### Given records ###
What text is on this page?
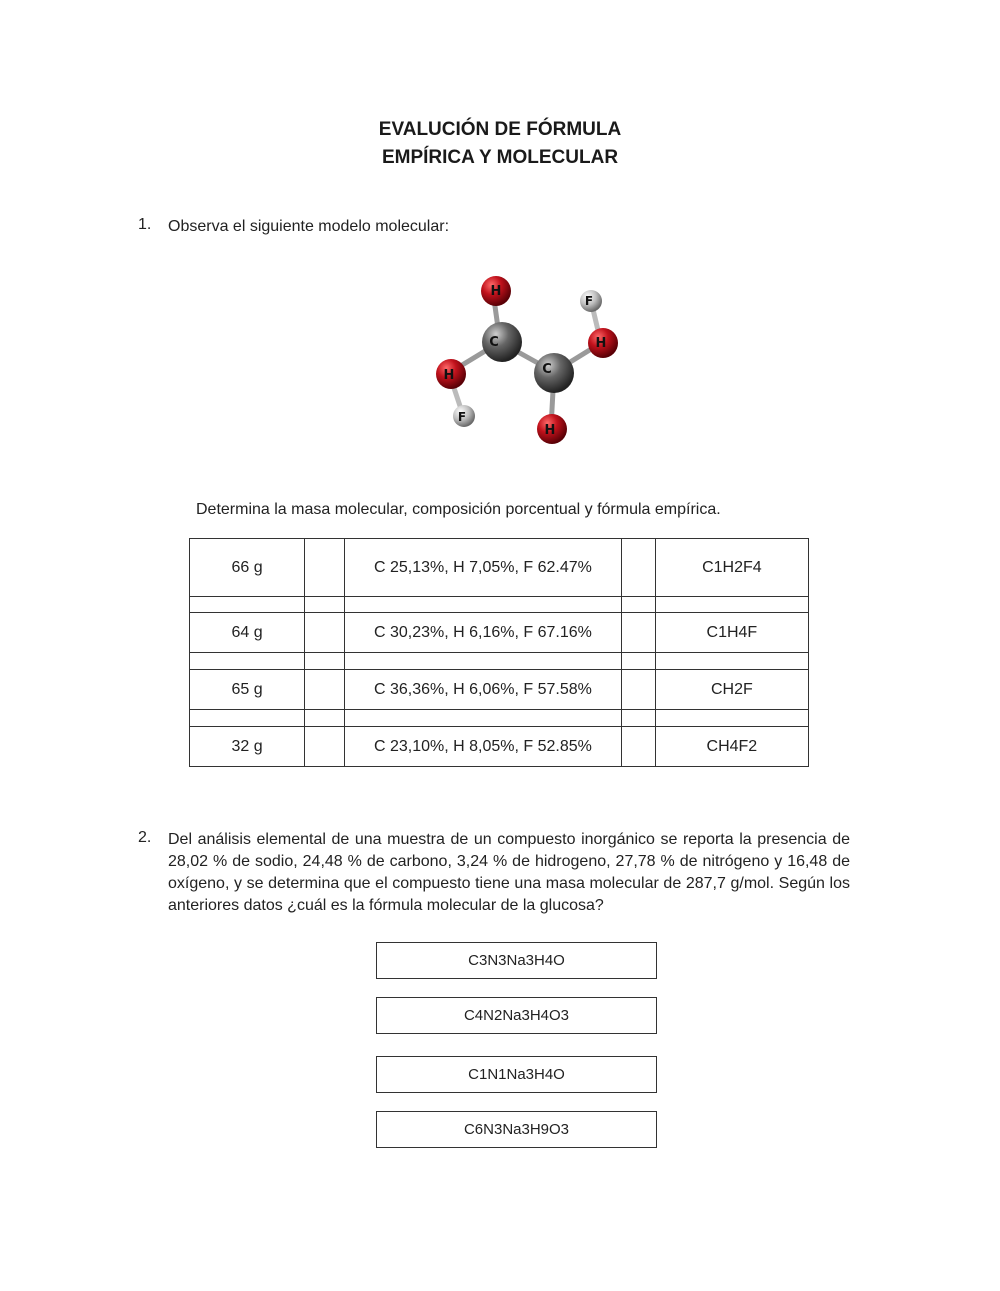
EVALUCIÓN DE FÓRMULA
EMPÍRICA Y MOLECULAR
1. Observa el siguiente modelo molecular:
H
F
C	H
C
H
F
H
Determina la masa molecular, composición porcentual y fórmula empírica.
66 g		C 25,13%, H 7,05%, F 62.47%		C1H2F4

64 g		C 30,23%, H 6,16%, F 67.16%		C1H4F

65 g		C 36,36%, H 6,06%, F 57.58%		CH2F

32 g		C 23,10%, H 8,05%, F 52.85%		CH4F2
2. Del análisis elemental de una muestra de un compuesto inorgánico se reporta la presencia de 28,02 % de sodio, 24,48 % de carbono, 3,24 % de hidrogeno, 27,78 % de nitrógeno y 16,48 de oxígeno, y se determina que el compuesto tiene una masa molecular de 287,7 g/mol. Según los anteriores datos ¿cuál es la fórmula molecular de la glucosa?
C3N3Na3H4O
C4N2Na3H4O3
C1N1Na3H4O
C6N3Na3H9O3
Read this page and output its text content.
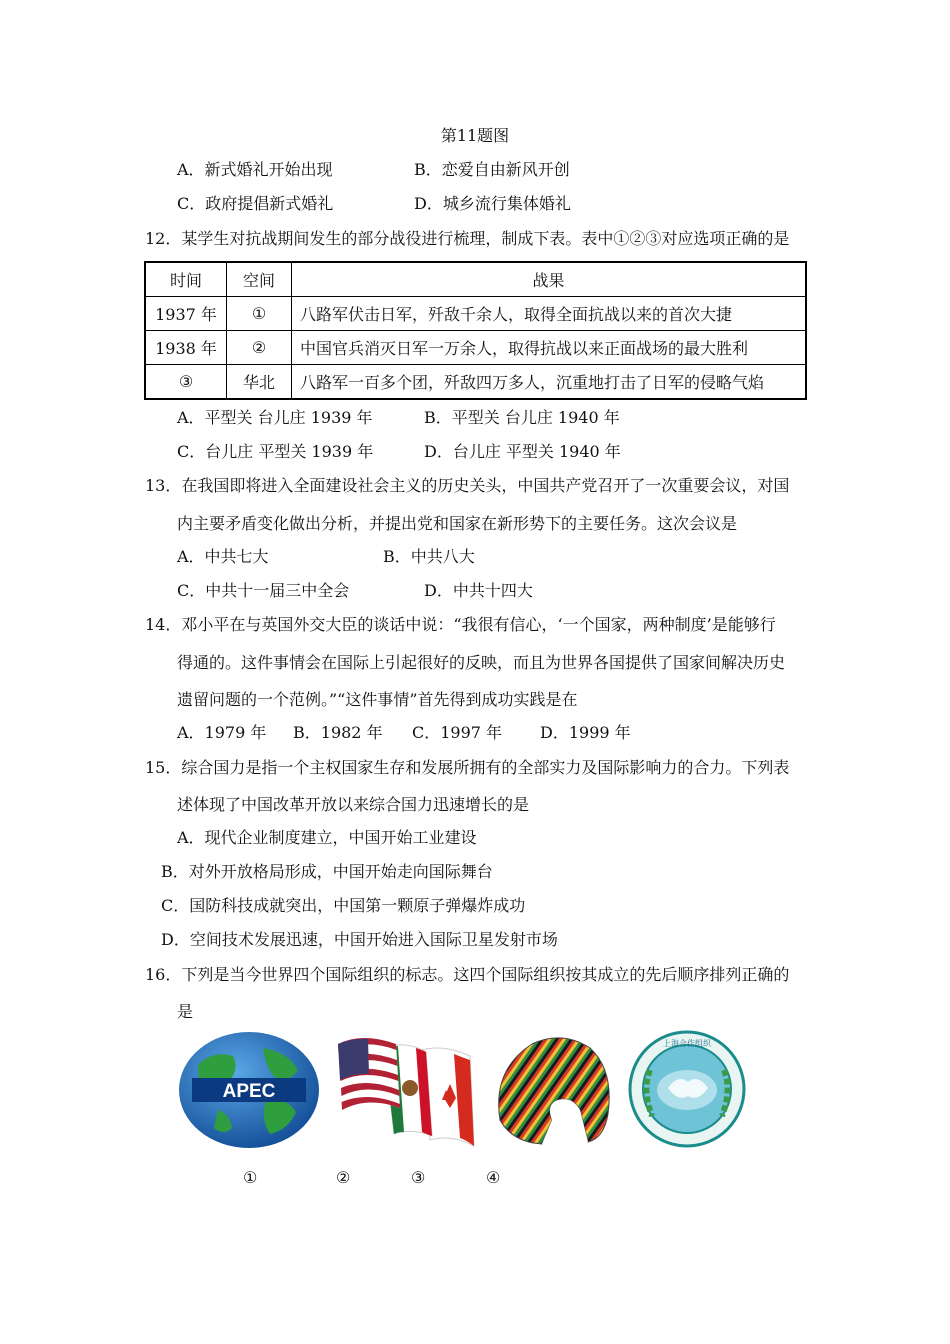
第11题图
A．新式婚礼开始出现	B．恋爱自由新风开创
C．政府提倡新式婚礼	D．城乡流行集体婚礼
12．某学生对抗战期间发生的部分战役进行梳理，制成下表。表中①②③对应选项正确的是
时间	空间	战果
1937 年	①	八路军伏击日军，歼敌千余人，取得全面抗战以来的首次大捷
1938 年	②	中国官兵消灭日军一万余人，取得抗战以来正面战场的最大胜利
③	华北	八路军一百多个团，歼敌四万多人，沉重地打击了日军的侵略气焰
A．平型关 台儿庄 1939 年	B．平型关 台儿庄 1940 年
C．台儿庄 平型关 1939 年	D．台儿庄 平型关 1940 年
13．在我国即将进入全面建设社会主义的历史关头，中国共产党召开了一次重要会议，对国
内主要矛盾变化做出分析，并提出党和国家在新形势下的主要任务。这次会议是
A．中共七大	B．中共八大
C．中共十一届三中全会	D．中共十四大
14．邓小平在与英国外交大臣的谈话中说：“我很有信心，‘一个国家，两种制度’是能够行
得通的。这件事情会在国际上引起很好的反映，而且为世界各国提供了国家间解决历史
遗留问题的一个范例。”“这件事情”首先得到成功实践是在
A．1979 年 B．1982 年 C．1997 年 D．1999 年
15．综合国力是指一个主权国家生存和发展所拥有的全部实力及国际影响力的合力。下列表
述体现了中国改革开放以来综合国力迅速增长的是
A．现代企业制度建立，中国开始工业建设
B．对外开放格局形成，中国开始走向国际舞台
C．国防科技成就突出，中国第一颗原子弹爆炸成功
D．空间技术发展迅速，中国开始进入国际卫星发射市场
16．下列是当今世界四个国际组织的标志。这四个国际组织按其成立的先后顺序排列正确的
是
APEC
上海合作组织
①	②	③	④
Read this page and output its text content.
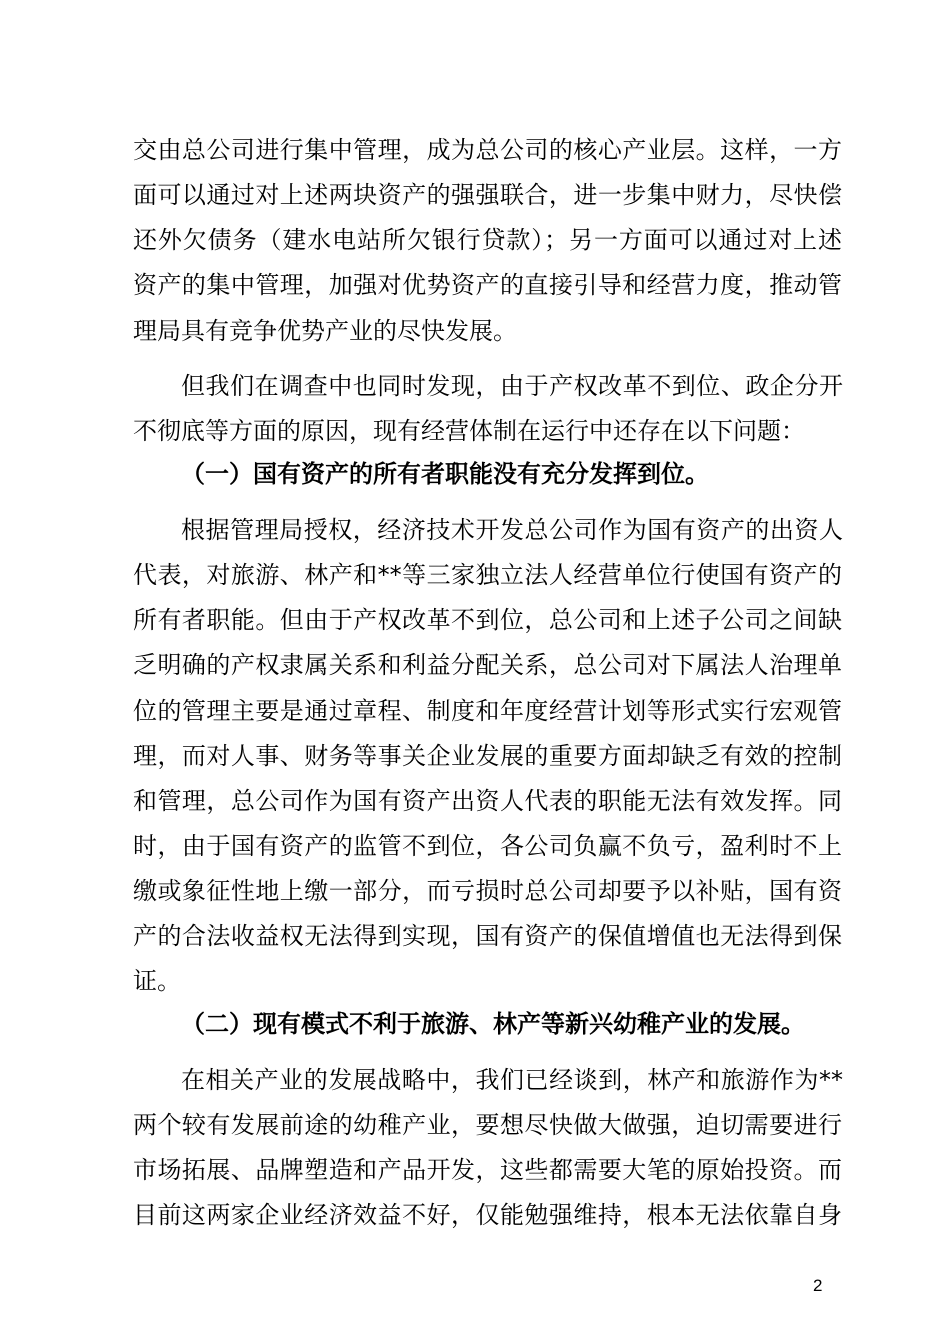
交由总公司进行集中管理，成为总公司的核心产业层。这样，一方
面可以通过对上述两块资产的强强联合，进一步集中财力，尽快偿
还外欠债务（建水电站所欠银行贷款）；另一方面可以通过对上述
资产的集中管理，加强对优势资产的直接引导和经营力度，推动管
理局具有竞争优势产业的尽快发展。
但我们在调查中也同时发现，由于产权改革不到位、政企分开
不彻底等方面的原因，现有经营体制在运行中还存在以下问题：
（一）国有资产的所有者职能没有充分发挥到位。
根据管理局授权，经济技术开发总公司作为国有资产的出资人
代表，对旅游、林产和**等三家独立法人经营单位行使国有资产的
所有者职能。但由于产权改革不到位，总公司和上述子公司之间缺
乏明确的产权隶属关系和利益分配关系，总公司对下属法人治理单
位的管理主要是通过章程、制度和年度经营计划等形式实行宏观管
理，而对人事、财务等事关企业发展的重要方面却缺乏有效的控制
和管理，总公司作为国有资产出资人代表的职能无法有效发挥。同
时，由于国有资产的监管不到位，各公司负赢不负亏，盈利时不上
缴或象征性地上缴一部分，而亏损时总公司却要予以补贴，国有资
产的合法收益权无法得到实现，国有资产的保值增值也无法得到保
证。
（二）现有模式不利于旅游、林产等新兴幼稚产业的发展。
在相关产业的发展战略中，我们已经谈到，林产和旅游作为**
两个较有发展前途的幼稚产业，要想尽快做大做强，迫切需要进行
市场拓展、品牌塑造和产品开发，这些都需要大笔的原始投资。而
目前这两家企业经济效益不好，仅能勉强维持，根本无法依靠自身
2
###
# What is asked
Repeat the material above in full and unchanged, minus its images.

# Output
What text is on this page?
EVALUCIÓN DE FÓRMULA
EMPÍRICA Y MOLECULAR
1. Observa el siguiente modelo molecular:
H
F
C	H
C
H
F
H
Determina la masa molecular, composición porcentual y fórmula empírica.
66 g		C 25,13%, H 7,05%, F 62.47%		C1H2F4

64 g		C 30,23%, H 6,16%, F 67.16%		C1H4F

65 g		C 36,36%, H 6,06%, F 57.58%		CH2F

32 g		C 23,10%, H 8,05%, F 52.85%		CH4F2
2. Del análisis elemental de una muestra de un compuesto inorgánico se reporta la presencia de 28,02 % de sodio, 24,48 % de carbono, 3,24 % de hidrogeno, 27,78 % de nitrógeno y 16,48 de oxígeno, y se determina que el compuesto tiene una masa molecular de 287,7 g/mol. Según los anteriores datos ¿cuál es la fórmula molecular de la glucosa?
C3N3Na3H4O
C4N2Na3H4O3
C1N1Na3H4O
C6N3Na3H9O3
Read this page and output its text content.
第11题图
A．新式婚礼开始出现	B．恋爱自由新风开创
C．政府提倡新式婚礼	D．城乡流行集体婚礼
12．某学生对抗战期间发生的部分战役进行梳理，制成下表。表中①②③对应选项正确的是
时间	空间	战果
1937 年	①	八路军伏击日军，歼敌千余人，取得全面抗战以来的首次大捷
1938 年	②	中国官兵消灭日军一万余人，取得抗战以来正面战场的最大胜利
③	华北	八路军一百多个团，歼敌四万多人，沉重地打击了日军的侵略气焰
A．平型关 台儿庄 1939 年	B．平型关 台儿庄 1940 年
C．台儿庄 平型关 1939 年	D．台儿庄 平型关 1940 年
13．在我国即将进入全面建设社会主义的历史关头，中国共产党召开了一次重要会议，对国
内主要矛盾变化做出分析，并提出党和国家在新形势下的主要任务。这次会议是
A．中共七大	B．中共八大
C．中共十一届三中全会	D．中共十四大
14．邓小平在与英国外交大臣的谈话中说：“我很有信心，‘一个国家，两种制度’是能够行
得通的。这件事情会在国际上引起很好的反映，而且为世界各国提供了国家间解决历史
遗留问题的一个范例。”“这件事情”首先得到成功实践是在
A．1979 年 B．1982 年 C．1997 年 D．1999 年
15．综合国力是指一个主权国家生存和发展所拥有的全部实力及国际影响力的合力。下列表
述体现了中国改革开放以来综合国力迅速增长的是
A．现代企业制度建立，中国开始工业建设
B．对外开放格局形成，中国开始走向国际舞台
C．国防科技成就突出，中国第一颗原子弹爆炸成功
D．空间技术发展迅速，中国开始进入国际卫星发射市场
16．下列是当今世界四个国际组织的标志。这四个国际组织按其成立的先后顺序排列正确的
是
APEC
上海合作组织
①	②	③	④
Read this page and output its text content.
交由总公司进行集中管理，成为总公司的核心产业层。这样，一方
面可以通过对上述两块资产的强强联合，进一步集中财力，尽快偿
还外欠债务（建水电站所欠银行贷款）；另一方面可以通过对上述
资产的集中管理，加强对优势资产的直接引导和经营力度，推动管
理局具有竞争优势产业的尽快发展。
但我们在调查中也同时发现，由于产权改革不到位、政企分开
不彻底等方面的原因，现有经营体制在运行中还存在以下问题：
（一）国有资产的所有者职能没有充分发挥到位。
根据管理局授权，经济技术开发总公司作为国有资产的出资人
代表，对旅游、林产和**等三家独立法人经营单位行使国有资产的
所有者职能。但由于产权改革不到位，总公司和上述子公司之间缺
乏明确的产权隶属关系和利益分配关系，总公司对下属法人治理单
位的管理主要是通过章程、制度和年度经营计划等形式实行宏观管
理，而对人事、财务等事关企业发展的重要方面却缺乏有效的控制
和管理，总公司作为国有资产出资人代表的职能无法有效发挥。同
时，由于国有资产的监管不到位，各公司负赢不负亏，盈利时不上
缴或象征性地上缴一部分，而亏损时总公司却要予以补贴，国有资
产的合法收益权无法得到实现，国有资产的保值增值也无法得到保
证。
（二）现有模式不利于旅游、林产等新兴幼稚产业的发展。
在相关产业的发展战略中，我们已经谈到，林产和旅游作为**
两个较有发展前途的幼稚产业，要想尽快做大做强，迫切需要进行
市场拓展、品牌塑造和产品开发，这些都需要大笔的原始投资。而
目前这两家企业经济效益不好，仅能勉强维持，根本无法依靠自身
2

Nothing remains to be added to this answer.